DIRECTION: Count the lines that include the string "name", and give only that number.
------ EXTRACTED INFORMATION
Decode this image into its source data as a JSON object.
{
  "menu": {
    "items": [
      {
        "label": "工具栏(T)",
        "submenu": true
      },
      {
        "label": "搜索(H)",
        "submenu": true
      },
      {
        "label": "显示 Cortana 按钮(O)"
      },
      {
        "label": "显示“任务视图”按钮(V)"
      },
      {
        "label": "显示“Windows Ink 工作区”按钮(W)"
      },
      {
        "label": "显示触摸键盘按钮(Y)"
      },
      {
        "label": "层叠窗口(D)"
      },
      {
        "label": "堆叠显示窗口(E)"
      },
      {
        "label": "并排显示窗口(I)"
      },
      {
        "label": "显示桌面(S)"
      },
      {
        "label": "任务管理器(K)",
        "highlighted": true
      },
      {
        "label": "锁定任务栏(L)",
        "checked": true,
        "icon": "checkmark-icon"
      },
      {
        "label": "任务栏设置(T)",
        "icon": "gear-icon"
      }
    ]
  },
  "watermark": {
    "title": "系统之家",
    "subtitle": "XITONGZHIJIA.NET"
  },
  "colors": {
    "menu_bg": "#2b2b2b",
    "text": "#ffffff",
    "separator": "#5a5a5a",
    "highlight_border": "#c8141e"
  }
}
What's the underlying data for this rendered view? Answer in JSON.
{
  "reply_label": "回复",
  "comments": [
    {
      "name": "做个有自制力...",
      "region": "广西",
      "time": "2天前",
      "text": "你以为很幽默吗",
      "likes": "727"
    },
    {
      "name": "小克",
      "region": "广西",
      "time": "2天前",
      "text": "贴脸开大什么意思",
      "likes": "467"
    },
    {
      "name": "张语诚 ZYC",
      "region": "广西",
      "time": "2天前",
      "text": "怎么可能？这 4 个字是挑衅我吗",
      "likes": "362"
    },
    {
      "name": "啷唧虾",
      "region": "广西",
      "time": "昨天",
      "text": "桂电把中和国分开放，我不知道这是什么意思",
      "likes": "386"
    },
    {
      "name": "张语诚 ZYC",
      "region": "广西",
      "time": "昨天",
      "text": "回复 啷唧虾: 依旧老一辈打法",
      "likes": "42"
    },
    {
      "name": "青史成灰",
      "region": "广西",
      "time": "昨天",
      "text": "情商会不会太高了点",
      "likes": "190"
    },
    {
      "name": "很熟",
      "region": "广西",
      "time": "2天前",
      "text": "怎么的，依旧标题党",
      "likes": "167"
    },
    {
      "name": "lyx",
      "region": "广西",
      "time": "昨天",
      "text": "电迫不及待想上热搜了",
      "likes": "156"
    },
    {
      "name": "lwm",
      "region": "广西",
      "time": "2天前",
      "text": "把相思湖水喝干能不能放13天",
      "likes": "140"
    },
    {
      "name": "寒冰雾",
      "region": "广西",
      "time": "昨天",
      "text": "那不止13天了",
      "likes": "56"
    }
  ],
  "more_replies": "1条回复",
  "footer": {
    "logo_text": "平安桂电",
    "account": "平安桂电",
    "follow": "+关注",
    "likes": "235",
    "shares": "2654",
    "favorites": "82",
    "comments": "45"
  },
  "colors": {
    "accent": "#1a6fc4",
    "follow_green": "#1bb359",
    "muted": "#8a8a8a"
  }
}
------------
RESULT OF THIS EXERCISE: 10